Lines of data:
** BEGIN **

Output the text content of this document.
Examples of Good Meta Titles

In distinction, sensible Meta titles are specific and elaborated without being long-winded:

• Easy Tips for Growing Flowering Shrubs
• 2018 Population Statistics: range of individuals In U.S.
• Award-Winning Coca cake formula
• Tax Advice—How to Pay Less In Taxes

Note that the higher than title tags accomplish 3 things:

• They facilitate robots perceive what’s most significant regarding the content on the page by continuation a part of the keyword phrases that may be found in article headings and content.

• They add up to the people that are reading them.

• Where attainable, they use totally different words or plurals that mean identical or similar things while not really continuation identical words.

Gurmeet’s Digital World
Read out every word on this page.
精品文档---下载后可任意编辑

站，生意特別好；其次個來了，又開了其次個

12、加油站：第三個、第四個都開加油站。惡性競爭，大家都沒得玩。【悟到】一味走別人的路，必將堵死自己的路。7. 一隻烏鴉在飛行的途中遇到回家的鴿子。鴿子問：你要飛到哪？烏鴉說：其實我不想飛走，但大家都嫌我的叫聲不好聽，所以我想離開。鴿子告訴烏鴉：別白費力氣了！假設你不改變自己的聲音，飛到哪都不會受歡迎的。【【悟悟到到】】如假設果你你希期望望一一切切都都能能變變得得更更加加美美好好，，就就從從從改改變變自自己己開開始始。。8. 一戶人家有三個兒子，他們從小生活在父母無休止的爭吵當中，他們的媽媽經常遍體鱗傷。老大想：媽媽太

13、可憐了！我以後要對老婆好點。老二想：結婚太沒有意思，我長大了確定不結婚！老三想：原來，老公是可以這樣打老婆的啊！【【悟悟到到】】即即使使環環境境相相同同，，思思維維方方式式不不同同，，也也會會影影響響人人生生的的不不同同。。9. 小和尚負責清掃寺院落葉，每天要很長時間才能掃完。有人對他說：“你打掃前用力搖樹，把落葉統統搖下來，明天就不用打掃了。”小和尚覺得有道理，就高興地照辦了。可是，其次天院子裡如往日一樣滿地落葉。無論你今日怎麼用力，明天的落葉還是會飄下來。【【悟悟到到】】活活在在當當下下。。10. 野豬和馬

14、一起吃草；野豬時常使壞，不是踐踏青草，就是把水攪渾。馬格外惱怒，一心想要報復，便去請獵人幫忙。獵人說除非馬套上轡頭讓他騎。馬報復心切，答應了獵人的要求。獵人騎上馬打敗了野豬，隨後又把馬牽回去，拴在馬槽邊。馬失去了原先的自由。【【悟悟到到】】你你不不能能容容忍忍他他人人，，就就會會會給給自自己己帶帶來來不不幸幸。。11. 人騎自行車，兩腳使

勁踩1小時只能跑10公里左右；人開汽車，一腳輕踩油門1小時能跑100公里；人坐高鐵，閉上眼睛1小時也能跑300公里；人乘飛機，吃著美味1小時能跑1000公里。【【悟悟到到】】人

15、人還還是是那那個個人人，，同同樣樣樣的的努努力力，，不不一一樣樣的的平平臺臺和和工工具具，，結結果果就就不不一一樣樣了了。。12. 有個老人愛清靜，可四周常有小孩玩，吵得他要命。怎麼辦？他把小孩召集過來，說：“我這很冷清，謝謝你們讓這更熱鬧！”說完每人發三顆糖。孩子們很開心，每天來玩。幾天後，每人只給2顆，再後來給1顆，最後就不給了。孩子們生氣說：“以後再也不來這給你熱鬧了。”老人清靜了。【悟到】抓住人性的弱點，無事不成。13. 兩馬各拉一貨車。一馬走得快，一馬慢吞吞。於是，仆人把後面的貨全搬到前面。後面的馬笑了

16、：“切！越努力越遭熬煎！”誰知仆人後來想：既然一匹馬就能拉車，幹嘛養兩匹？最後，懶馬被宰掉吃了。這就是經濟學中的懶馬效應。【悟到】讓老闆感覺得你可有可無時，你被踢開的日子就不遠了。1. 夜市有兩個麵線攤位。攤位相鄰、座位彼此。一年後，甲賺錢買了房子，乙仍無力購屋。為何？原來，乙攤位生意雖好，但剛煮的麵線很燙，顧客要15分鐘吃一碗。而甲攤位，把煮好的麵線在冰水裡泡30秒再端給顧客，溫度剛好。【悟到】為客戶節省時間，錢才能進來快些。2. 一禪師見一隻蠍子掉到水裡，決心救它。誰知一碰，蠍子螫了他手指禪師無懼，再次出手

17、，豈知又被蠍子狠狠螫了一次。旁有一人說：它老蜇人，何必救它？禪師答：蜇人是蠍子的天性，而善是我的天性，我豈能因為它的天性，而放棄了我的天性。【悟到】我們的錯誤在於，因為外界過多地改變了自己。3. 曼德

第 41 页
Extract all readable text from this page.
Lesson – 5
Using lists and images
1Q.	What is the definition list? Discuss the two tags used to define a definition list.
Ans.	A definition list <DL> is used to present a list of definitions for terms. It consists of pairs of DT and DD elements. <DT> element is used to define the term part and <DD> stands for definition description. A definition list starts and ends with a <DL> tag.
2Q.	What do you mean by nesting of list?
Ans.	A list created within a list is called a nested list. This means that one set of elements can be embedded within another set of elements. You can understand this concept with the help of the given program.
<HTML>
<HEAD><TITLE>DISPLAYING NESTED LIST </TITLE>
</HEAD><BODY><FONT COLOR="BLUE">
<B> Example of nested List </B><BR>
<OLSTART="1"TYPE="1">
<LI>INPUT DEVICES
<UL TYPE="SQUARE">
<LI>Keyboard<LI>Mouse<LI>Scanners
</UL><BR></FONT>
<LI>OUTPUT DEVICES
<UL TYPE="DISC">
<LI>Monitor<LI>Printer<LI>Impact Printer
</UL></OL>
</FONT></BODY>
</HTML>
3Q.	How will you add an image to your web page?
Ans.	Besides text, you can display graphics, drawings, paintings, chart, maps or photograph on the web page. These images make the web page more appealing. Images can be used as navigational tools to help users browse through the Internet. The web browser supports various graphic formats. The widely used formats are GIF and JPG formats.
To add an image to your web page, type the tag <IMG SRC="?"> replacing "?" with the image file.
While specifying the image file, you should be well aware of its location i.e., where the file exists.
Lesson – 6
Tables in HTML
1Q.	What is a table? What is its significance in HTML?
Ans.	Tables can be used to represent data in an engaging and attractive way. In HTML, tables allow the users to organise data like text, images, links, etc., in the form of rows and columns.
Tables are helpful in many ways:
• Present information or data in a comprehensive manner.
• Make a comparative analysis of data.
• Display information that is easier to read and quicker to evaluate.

** END **

Work to complete: All entries must be repeated verbatim.

Exercise output:
Output the text content of this document.
Examples of Good Meta Titles

In distinction, sensible Meta titles are specific and elaborated without being long-winded:

• Easy Tips for Growing Flowering Shrubs
• 2018 Population Statistics: range of individuals In U.S.
• Award-Winning Coca cake formula
• Tax Advice—How to Pay Less In Taxes

Note that the higher than title tags accomplish 3 things:

• They facilitate robots perceive what’s most significant regarding the content on the page by continuation a part of the keyword phrases that may be found in article headings and content.

• They add up to the people that are reading them.

• Where attainable, they use totally different words or plurals that mean identical or similar things while not really continuation identical words.

Gurmeet’s Digital World
Read out every word on this page.
精品文档---下载后可任意编辑

站，生意特別好；其次個來了，又開了其次個

12、加油站：第三個、第四個都開加油站。惡性競爭，大家都沒得玩。【悟到】一味走別人的路，必將堵死自己的路。7. 一隻烏鴉在飛行的途中遇到回家的鴿子。鴿子問：你要飛到哪？烏鴉說：其實我不想飛走，但大家都嫌我的叫聲不好聽，所以我想離開。鴿子告訴烏鴉：別白費力氣了！假設你不改變自己的聲音，飛到哪都不會受歡迎的。【【悟悟到到】】如假設果你你希期望望一一切切都都能能變變得得更更加加美美好好，，就就從從從改改變變自自己己開開始始。。8. 一戶人家有三個兒子，他們從小生活在父母無休止的爭吵當中，他們的媽媽經常遍體鱗傷。老大想：媽媽太

13、可憐了！我以後要對老婆好點。老二想：結婚太沒有意思，我長大了確定不結婚！老三想：原來，老公是可以這樣打老婆的啊！【【悟悟到到】】即即使使環環境境相相同同，，思思維維方方式式不不同同，，也也會會影影響響人人生生的的不不同同。。9. 小和尚負責清掃寺院落葉，每天要很長時間才能掃完。有人對他說：“你打掃前用力搖樹，把落葉統統搖下來，明天就不用打掃了。”小和尚覺得有道理，就高興地照辦了。可是，其次天院子裡如往日一樣滿地落葉。無論你今日怎麼用力，明天的落葉還是會飄下來。【【悟悟到到】】活活在在當當下下。。10. 野豬和馬

14、一起吃草；野豬時常使壞，不是踐踏青草，就是把水攪渾。馬格外惱怒，一心想要報復，便去請獵人幫忙。獵人說除非馬套上轡頭讓他騎。馬報復心切，答應了獵人的要求。獵人騎上馬打敗了野豬，隨後又把馬牽回去，拴在馬槽邊。馬失去了原先的自由。【【悟悟到到】】你你不不能能容容忍忍他他人人，，就就會會會給給自自己己帶帶來來不不幸幸。。11. 人騎自行車，兩腳使

勁踩1小時只能跑10公里左右；人開汽車，一腳輕踩油門1小時能跑100公里；人坐高鐵，閉上眼睛1小時也能跑300公里；人乘飛機，吃著美味1小時能跑1000公里。【【悟悟到到】】人

15、人還還是是那那個個人人，，同同樣樣樣的的努努力力，，不不一一樣樣的的平平臺臺和和工工具具，，結結果果就就不不一一樣樣了了。。12. 有個老人愛清靜，可四周常有小孩玩，吵得他要命。怎麼辦？他把小孩召集過來，說：“我這很冷清，謝謝你們讓這更熱鬧！”說完每人發三顆糖。孩子們很開心，每天來玩。幾天後，每人只給2顆，再後來給1顆，最後就不給了。孩子們生氣說：“以後再也不來這給你熱鬧了。”老人清靜了。【悟到】抓住人性的弱點，無事不成。13. 兩馬各拉一貨車。一馬走得快，一馬慢吞吞。於是，仆人把後面的貨全搬到前面。後面的馬笑了

16、：“切！越努力越遭熬煎！”誰知仆人後來想：既然一匹馬就能拉車，幹嘛養兩匹？最後，懶馬被宰掉吃了。這就是經濟學中的懶馬效應。【悟到】讓老闆感覺得你可有可無時，你被踢開的日子就不遠了。1. 夜市有兩個麵線攤位。攤位相鄰、座位彼此。一年後，甲賺錢買了房子，乙仍無力購屋。為何？原來，乙攤位生意雖好，但剛煮的麵線很燙，顧客要15分鐘吃一碗。而甲攤位，把煮好的麵線在冰水裡泡30秒再端給顧客，溫度剛好。【悟到】為客戶節省時間，錢才能進來快些。2. 一禪師見一隻蠍子掉到水裡，決心救它。誰知一碰，蠍子螫了他手指禪師無懼，再次出手

17、，豈知又被蠍子狠狠螫了一次。旁有一人說：它老蜇人，何必救它？禪師答：蜇人是蠍子的天性，而善是我的天性，我豈能因為它的天性，而放棄了我的天性。【悟到】我們的錯誤在於，因為外界過多地改變了自己。3. 曼德

第 41 页
Extract all readable text from this page.
Lesson – 5
Using lists and images
1Q.	What is the definition list? Discuss the two tags used to define a definition list.
Ans.	A definition list <DL> is used to present a list of definitions for terms. It consists of pairs of DT and DD elements. <DT> element is used to define the term part and <DD> stands for definition description. A definition list starts and ends with a <DL> tag.
2Q.	What do you mean by nesting of list?
Ans.	A list created within a list is called a nested list. This means that one set of elements can be embedded within another set of elements. You can understand this concept with the help of the given program.
<HTML>
<HEAD><TITLE>DISPLAYING NESTED LIST </TITLE>
</HEAD><BODY><FONT COLOR="BLUE">
<B> Example of nested List </B><BR>
<OLSTART="1"TYPE="1">
<LI>INPUT DEVICES
<UL TYPE="SQUARE">
<LI>Keyboard<LI>Mouse<LI>Scanners
</UL><BR></FONT>
<LI>OUTPUT DEVICES
<UL TYPE="DISC">
<LI>Monitor<LI>Printer<LI>Impact Printer
</UL></OL>
</FONT></BODY>
</HTML>
3Q.	How will you add an image to your web page?
Ans.	Besides text, you can display graphics, drawings, paintings, chart, maps or photograph on the web page. These images make the web page more appealing. Images can be used as navigational tools to help users browse through the Internet. The web browser supports various graphic formats. The widely used formats are GIF and JPG formats.
To add an image to your web page, type the tag <IMG SRC="?"> replacing "?" with the image file.
While specifying the image file, you should be well aware of its location i.e., where the file exists.
Lesson – 6
Tables in HTML
1Q.	What is a table? What is its significance in HTML?
Ans.	Tables can be used to represent data in an engaging and attractive way. In HTML, tables allow the users to organise data like text, images, links, etc., in the form of rows and columns.
Tables are helpful in many ways:
• Present information or data in a comprehensive manner.
• Make a comparative analysis of data.
• Display information that is easier to read and quicker to evaluate.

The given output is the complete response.